━━ Listing

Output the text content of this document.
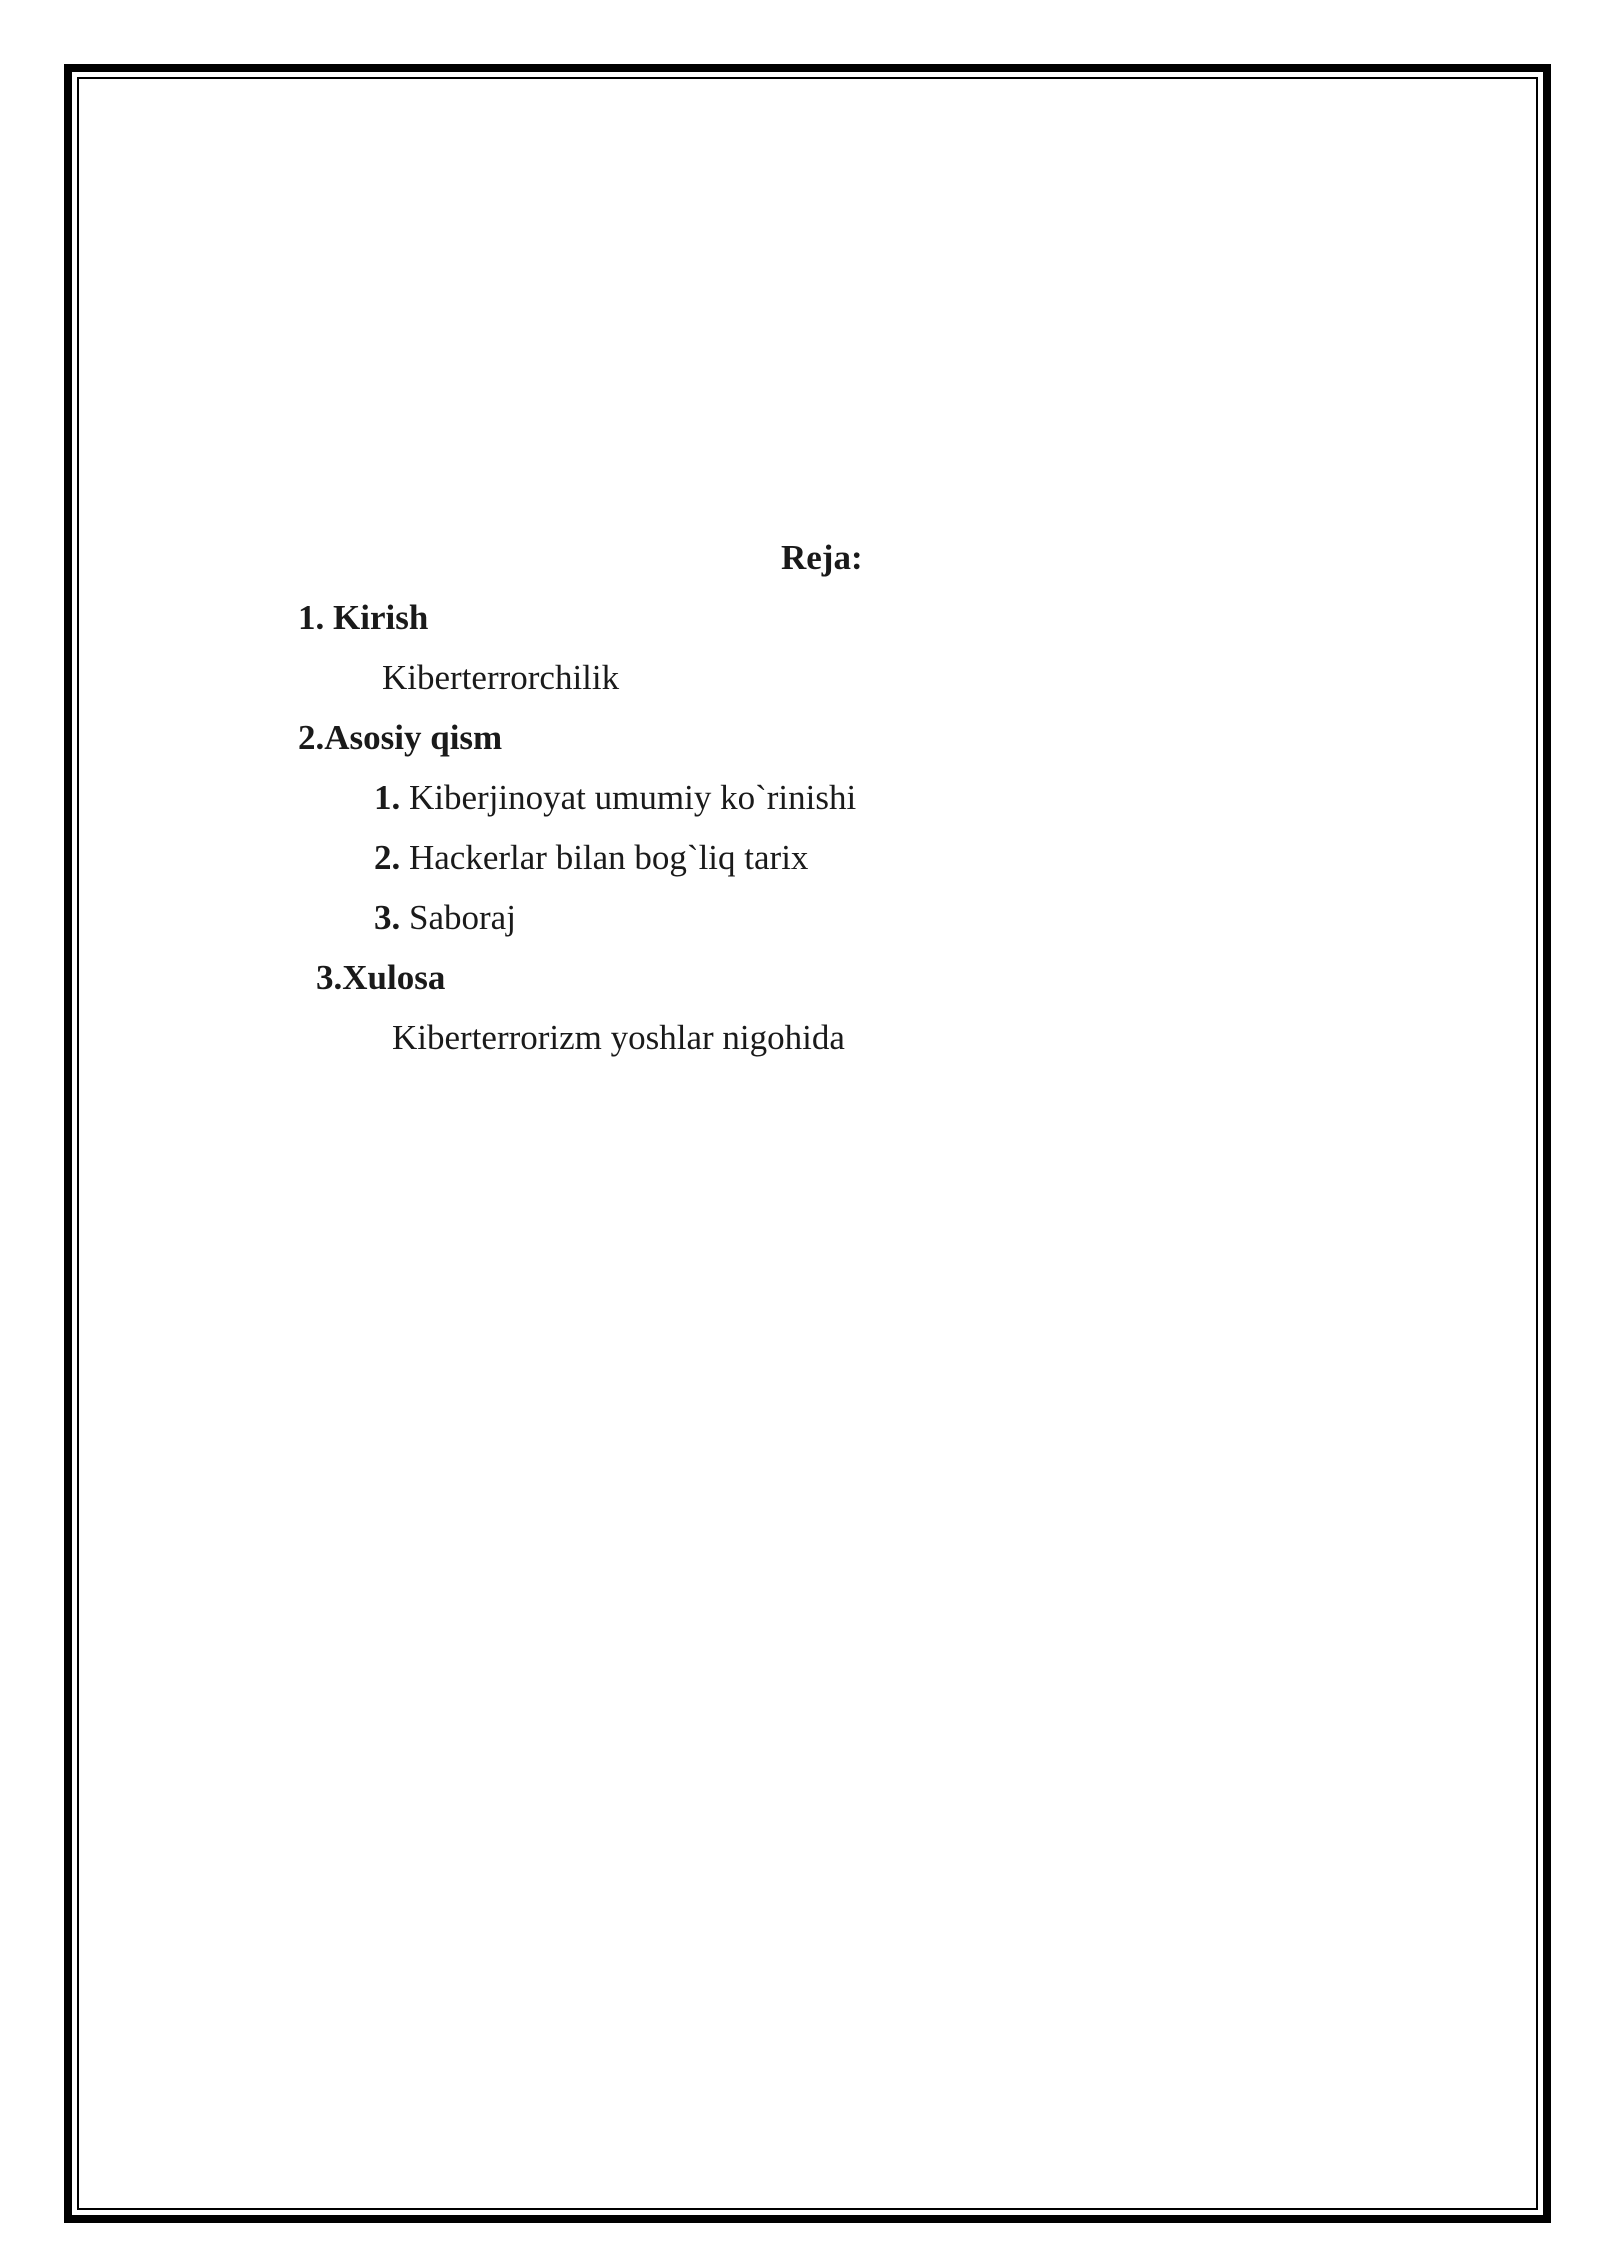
Reja:
1. Kirish
Kiberterrorchilik
2.Asosiy qism
1. Kiberjinoyat umumiy ko`rinishi
2. Hackerlar bilan bog`liq tarix
3. Saboraj
3.Xulosa
Kiberterrorizm yoshlar nigohida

━━━━

* _Given request_:
Leave out the pictures and give the listing above again exactly.

* _Result_:
Output the text content of this document.
Reja:
1. Kirish
Kiberterrorchilik
2.Asosiy qism
1. Kiberjinoyat umumiy ko`rinishi
2. Hackerlar bilan bog`liq tarix
3. Saboraj
3.Xulosa
Kiberterrorizm yoshlar nigohida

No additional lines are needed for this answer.